START Given data

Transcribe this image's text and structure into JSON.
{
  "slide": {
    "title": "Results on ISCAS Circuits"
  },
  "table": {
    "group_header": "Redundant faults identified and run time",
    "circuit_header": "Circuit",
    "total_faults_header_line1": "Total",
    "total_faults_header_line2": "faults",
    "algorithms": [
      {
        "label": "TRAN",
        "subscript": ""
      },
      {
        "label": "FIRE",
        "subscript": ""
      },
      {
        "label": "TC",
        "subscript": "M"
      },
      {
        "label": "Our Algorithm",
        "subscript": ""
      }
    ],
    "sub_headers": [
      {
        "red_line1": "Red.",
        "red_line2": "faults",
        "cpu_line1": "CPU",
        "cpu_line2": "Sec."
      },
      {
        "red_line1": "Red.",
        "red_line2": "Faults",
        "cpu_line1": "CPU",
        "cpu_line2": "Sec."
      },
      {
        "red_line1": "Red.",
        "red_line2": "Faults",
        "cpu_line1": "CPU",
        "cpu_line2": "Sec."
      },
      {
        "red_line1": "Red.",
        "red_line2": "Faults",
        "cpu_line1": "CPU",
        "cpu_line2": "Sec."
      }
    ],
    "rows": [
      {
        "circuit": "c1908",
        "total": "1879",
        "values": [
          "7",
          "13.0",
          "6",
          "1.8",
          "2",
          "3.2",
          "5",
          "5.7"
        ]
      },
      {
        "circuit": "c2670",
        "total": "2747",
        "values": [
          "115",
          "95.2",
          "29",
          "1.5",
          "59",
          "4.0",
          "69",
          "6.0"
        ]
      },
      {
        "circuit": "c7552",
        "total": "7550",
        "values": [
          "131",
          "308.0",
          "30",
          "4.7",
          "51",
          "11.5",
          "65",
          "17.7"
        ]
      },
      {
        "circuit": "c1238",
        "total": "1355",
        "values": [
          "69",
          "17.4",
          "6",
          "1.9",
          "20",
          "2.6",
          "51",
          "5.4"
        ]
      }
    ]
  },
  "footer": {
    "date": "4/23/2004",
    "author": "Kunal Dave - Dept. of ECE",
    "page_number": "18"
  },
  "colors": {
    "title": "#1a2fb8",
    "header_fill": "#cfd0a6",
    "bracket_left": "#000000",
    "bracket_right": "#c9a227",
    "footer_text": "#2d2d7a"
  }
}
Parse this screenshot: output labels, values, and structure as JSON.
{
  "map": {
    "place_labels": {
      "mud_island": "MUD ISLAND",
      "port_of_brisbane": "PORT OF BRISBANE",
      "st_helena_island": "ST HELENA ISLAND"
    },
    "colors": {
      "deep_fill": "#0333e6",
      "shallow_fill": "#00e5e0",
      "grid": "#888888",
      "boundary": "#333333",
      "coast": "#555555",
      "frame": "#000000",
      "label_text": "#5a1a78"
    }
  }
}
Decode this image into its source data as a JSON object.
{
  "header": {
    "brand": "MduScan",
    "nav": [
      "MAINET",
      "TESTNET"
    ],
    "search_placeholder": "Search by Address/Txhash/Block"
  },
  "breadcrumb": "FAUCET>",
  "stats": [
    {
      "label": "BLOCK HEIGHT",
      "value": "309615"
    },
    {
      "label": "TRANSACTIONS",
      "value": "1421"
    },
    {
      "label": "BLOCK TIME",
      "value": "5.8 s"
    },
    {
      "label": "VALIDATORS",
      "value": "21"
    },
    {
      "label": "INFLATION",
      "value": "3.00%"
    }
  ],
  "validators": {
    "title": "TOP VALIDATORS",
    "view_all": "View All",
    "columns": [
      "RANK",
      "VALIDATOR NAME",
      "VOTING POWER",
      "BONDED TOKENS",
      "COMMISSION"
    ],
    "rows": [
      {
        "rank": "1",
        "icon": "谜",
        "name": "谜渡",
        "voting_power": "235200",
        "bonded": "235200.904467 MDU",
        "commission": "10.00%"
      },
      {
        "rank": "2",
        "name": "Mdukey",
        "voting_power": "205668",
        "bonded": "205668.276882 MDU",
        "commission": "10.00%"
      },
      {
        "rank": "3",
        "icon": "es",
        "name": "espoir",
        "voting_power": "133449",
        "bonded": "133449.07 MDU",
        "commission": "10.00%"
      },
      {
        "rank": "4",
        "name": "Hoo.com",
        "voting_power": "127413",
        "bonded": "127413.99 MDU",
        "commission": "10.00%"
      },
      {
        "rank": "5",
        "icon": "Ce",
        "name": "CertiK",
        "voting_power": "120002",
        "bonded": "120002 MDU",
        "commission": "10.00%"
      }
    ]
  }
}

END Given data

Written instruction
Copy out each record, keeping every word as it is.

Correct answer
Transcribe this image's text and structure into JSON.
{
  "slide": {
    "title": "Results on ISCAS Circuits"
  },
  "table": {
    "group_header": "Redundant faults identified and run time",
    "circuit_header": "Circuit",
    "total_faults_header_line1": "Total",
    "total_faults_header_line2": "faults",
    "algorithms": [
      {
        "label": "TRAN",
        "subscript": ""
      },
      {
        "label": "FIRE",
        "subscript": ""
      },
      {
        "label": "TC",
        "subscript": "M"
      },
      {
        "label": "Our Algorithm",
        "subscript": ""
      }
    ],
    "sub_headers": [
      {
        "red_line1": "Red.",
        "red_line2": "faults",
        "cpu_line1": "CPU",
        "cpu_line2": "Sec."
      },
      {
        "red_line1": "Red.",
        "red_line2": "Faults",
        "cpu_line1": "CPU",
        "cpu_line2": "Sec."
      },
      {
        "red_line1": "Red.",
        "red_line2": "Faults",
        "cpu_line1": "CPU",
        "cpu_line2": "Sec."
      },
      {
        "red_line1": "Red.",
        "red_line2": "Faults",
        "cpu_line1": "CPU",
        "cpu_line2": "Sec."
      }
    ],
    "rows": [
      {
        "circuit": "c1908",
        "total": "1879",
        "values": [
          "7",
          "13.0",
          "6",
          "1.8",
          "2",
          "3.2",
          "5",
          "5.7"
        ]
      },
      {
        "circuit": "c2670",
        "total": "2747",
        "values": [
          "115",
          "95.2",
          "29",
          "1.5",
          "59",
          "4.0",
          "69",
          "6.0"
        ]
      },
      {
        "circuit": "c7552",
        "total": "7550",
        "values": [
          "131",
          "308.0",
          "30",
          "4.7",
          "51",
          "11.5",
          "65",
          "17.7"
        ]
      },
      {
        "circuit": "c1238",
        "total": "1355",
        "values": [
          "69",
          "17.4",
          "6",
          "1.9",
          "20",
          "2.6",
          "51",
          "5.4"
        ]
      }
    ]
  },
  "footer": {
    "date": "4/23/2004",
    "author": "Kunal Dave - Dept. of ECE",
    "page_number": "18"
  },
  "colors": {
    "title": "#1a2fb8",
    "header_fill": "#cfd0a6",
    "bracket_left": "#000000",
    "bracket_right": "#c9a227",
    "footer_text": "#2d2d7a"
  }
}
Parse this screenshot: output labels, values, and structure as JSON.
{
  "map": {
    "place_labels": {
      "mud_island": "MUD ISLAND",
      "port_of_brisbane": "PORT OF BRISBANE",
      "st_helena_island": "ST HELENA ISLAND"
    },
    "colors": {
      "deep_fill": "#0333e6",
      "shallow_fill": "#00e5e0",
      "grid": "#888888",
      "boundary": "#333333",
      "coast": "#555555",
      "frame": "#000000",
      "label_text": "#5a1a78"
    }
  }
}
Decode this image into its source data as a JSON object.
{
  "header": {
    "brand": "MduScan",
    "nav": [
      "MAINET",
      "TESTNET"
    ],
    "search_placeholder": "Search by Address/Txhash/Block"
  },
  "breadcrumb": "FAUCET>",
  "stats": [
    {
      "label": "BLOCK HEIGHT",
      "value": "309615"
    },
    {
      "label": "TRANSACTIONS",
      "value": "1421"
    },
    {
      "label": "BLOCK TIME",
      "value": "5.8 s"
    },
    {
      "label": "VALIDATORS",
      "value": "21"
    },
    {
      "label": "INFLATION",
      "value": "3.00%"
    }
  ],
  "validators": {
    "title": "TOP VALIDATORS",
    "view_all": "View All",
    "columns": [
      "RANK",
      "VALIDATOR NAME",
      "VOTING POWER",
      "BONDED TOKENS",
      "COMMISSION"
    ],
    "rows": [
      {
        "rank": "1",
        "icon": "谜",
        "name": "谜渡",
        "voting_power": "235200",
        "bonded": "235200.904467 MDU",
        "commission": "10.00%"
      },
      {
        "rank": "2",
        "name": "Mdukey",
        "voting_power": "205668",
        "bonded": "205668.276882 MDU",
        "commission": "10.00%"
      },
      {
        "rank": "3",
        "icon": "es",
        "name": "espoir",
        "voting_power": "133449",
        "bonded": "133449.07 MDU",
        "commission": "10.00%"
      },
      {
        "rank": "4",
        "name": "Hoo.com",
        "voting_power": "127413",
        "bonded": "127413.99 MDU",
        "commission": "10.00%"
      },
      {
        "rank": "5",
        "icon": "Ce",
        "name": "CertiK",
        "voting_power": "120002",
        "bonded": "120002 MDU",
        "commission": "10.00%"
      }
    ]
  }
}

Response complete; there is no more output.